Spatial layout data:
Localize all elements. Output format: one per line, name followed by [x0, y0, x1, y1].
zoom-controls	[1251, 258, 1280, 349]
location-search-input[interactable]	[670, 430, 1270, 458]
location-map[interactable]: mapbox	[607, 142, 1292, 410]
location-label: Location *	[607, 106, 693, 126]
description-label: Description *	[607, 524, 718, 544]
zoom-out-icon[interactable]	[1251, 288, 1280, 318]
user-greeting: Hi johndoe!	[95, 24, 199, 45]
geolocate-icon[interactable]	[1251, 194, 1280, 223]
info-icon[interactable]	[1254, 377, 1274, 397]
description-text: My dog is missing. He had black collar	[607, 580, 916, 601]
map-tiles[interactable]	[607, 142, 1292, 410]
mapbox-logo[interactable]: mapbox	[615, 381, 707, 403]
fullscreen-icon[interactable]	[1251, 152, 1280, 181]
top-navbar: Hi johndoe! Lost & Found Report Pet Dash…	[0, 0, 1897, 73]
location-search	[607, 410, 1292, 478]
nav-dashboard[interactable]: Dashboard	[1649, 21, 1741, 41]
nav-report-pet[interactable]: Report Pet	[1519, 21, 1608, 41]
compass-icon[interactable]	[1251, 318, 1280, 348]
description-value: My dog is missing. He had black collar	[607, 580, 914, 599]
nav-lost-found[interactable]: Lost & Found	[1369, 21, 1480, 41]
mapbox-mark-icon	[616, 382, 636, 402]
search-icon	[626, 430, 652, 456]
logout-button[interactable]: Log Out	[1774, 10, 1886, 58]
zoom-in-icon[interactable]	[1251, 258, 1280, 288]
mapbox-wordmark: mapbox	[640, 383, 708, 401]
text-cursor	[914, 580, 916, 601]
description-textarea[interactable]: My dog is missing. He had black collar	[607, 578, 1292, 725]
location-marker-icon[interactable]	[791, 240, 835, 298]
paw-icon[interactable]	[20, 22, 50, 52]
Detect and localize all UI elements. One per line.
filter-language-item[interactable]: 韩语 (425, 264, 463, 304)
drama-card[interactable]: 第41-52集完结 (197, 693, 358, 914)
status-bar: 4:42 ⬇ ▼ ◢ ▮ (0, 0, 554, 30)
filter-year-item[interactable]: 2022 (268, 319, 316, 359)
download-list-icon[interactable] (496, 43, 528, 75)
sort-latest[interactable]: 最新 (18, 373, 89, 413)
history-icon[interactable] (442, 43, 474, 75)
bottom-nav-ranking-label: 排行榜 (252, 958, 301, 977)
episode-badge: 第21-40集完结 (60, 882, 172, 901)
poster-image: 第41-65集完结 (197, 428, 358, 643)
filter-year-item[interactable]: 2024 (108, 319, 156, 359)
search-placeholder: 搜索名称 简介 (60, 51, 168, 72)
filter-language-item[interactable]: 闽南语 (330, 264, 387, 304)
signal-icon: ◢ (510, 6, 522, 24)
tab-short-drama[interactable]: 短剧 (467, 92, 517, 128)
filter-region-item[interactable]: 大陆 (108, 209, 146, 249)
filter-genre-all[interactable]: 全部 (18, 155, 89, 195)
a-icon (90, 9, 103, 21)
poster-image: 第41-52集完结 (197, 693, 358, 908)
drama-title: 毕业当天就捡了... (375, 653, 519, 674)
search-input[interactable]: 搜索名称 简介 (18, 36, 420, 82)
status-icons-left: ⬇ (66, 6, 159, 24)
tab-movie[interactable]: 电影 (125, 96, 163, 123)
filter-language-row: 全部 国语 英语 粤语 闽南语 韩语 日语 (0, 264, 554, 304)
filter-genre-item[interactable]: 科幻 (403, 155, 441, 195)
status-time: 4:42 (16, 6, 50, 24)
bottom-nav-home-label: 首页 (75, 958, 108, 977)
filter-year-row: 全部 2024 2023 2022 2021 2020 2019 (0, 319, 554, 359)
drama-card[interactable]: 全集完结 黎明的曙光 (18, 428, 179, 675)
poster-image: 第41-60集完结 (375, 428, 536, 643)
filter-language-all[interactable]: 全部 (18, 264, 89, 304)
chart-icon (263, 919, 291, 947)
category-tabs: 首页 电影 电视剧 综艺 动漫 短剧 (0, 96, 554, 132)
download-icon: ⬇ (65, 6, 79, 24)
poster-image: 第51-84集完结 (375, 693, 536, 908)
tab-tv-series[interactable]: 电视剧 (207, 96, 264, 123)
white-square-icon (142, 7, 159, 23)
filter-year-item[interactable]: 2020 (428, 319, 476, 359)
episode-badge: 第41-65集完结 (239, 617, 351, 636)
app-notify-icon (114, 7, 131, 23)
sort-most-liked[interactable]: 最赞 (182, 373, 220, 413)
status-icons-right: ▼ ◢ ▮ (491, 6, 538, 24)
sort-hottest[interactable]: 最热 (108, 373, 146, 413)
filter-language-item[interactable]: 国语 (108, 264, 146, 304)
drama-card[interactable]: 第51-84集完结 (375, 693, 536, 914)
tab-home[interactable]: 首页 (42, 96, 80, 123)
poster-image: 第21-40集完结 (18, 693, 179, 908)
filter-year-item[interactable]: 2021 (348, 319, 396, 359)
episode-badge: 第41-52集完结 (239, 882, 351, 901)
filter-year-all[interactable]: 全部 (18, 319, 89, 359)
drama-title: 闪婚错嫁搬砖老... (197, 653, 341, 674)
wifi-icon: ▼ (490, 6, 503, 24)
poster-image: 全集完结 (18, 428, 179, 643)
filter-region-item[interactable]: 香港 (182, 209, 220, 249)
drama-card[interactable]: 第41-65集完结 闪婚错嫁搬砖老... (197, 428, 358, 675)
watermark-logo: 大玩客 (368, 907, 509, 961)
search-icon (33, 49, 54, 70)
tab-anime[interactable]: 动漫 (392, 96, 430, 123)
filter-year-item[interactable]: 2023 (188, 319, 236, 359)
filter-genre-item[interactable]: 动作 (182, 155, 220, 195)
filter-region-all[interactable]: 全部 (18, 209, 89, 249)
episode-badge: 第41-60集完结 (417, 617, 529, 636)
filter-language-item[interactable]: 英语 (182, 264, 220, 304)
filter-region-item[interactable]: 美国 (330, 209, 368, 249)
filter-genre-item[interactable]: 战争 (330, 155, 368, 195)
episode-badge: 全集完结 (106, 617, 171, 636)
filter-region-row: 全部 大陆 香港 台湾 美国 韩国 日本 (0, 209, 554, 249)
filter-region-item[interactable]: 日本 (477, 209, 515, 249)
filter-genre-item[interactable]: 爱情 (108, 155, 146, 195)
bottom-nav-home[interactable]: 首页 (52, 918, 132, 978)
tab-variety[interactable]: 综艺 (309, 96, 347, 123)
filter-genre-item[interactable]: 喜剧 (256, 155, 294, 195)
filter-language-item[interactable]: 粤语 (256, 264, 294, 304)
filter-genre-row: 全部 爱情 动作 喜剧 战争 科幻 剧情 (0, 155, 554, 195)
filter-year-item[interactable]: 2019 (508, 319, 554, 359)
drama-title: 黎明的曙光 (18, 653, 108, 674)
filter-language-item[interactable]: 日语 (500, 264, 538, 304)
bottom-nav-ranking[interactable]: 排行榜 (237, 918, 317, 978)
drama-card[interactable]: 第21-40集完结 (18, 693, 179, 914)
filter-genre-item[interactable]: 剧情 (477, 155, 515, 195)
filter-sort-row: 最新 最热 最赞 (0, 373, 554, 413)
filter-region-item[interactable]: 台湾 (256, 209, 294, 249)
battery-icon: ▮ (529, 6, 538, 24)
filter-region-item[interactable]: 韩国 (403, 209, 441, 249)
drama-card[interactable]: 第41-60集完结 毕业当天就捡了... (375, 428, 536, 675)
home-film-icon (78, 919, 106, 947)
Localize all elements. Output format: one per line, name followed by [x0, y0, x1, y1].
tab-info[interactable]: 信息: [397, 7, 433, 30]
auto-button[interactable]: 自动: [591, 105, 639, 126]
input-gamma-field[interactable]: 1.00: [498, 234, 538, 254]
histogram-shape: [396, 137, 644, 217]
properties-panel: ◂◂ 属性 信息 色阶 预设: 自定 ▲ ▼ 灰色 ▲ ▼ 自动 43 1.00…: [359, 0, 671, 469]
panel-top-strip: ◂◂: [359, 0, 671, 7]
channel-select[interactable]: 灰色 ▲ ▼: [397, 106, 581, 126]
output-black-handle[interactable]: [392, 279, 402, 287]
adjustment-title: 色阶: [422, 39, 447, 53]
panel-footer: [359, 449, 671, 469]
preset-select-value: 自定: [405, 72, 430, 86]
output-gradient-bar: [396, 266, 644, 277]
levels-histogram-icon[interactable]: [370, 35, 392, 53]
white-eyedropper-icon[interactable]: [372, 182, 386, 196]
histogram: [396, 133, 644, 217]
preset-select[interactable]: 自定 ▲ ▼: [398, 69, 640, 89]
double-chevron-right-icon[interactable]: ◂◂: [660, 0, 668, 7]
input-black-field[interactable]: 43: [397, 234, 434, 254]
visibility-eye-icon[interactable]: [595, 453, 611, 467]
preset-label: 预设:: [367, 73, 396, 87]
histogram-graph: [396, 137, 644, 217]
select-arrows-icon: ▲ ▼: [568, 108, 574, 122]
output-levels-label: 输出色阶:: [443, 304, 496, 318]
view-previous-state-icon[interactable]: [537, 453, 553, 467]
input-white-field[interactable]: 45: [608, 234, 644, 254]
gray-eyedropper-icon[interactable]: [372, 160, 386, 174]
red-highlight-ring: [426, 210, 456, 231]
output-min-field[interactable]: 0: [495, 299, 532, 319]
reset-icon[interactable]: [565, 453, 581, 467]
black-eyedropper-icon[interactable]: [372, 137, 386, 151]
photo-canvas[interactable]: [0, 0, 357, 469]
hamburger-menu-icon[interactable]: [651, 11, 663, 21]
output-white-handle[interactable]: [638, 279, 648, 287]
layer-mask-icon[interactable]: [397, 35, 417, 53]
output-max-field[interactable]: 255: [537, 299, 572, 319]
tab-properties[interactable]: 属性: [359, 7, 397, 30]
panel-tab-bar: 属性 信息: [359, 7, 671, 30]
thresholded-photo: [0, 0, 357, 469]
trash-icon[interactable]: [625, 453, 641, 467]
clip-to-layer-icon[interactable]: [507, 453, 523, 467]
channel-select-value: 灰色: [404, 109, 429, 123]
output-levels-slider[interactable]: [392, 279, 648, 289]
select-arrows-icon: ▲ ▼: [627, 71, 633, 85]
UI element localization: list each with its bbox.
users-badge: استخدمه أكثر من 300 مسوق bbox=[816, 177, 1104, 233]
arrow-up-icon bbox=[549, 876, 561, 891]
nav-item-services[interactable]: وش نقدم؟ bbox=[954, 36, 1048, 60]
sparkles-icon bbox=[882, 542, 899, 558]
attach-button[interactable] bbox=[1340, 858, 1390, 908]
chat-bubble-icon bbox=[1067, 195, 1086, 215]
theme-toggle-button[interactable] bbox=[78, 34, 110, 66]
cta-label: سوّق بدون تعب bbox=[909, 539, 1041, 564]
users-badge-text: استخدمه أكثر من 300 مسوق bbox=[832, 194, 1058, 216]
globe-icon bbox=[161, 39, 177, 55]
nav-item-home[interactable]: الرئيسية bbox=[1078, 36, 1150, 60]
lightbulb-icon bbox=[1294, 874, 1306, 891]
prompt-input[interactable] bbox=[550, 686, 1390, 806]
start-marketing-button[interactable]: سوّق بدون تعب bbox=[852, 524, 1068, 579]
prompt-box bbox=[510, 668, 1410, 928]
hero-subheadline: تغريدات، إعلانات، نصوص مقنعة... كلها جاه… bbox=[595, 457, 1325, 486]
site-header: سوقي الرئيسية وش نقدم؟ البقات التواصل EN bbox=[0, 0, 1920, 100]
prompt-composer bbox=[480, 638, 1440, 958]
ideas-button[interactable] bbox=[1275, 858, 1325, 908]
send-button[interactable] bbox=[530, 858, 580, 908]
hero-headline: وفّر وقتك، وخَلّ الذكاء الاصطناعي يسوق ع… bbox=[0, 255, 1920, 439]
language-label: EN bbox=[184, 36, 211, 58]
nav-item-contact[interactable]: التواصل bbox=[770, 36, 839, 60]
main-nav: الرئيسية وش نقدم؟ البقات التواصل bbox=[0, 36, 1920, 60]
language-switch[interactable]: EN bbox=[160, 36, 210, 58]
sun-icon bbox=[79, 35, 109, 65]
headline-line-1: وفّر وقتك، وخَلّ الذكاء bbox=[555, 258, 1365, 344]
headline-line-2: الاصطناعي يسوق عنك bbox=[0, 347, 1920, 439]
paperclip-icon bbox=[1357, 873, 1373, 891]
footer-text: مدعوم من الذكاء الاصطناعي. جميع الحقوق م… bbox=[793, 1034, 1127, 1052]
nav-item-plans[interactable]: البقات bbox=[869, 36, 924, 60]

GOAL: Render the entries as a numbered list, starting with the first line and going on through the line containing "152, 1280, 181]", and leave out any blank lines.

ANSWER TO THE PROBLEM:
1. Localize all elements. Output format: one per line, name followed by [x0, y0, x1, y1].
2. zoom-controls	[1251, 258, 1280, 349]
3. location-search-input[interactable]	[670, 430, 1270, 458]
4. location-map[interactable]: mapbox	[607, 142, 1292, 410]
5. location-label: Location *	[607, 106, 693, 126]
6. description-label: Description *	[607, 524, 718, 544]
7. zoom-out-icon[interactable]	[1251, 288, 1280, 318]
8. user-greeting: Hi johndoe!	[95, 24, 199, 45]
9. geolocate-icon[interactable]	[1251, 194, 1280, 223]
10. info-icon[interactable]	[1254, 377, 1274, 397]
11. description-text: My dog is missing. He had black collar	[607, 580, 916, 601]
12. map-tiles[interactable]	[607, 142, 1292, 410]
13. mapbox-logo[interactable]: mapbox	[615, 381, 707, 403]
14. fullscreen-icon[interactable]	[1251, 152, 1280, 181]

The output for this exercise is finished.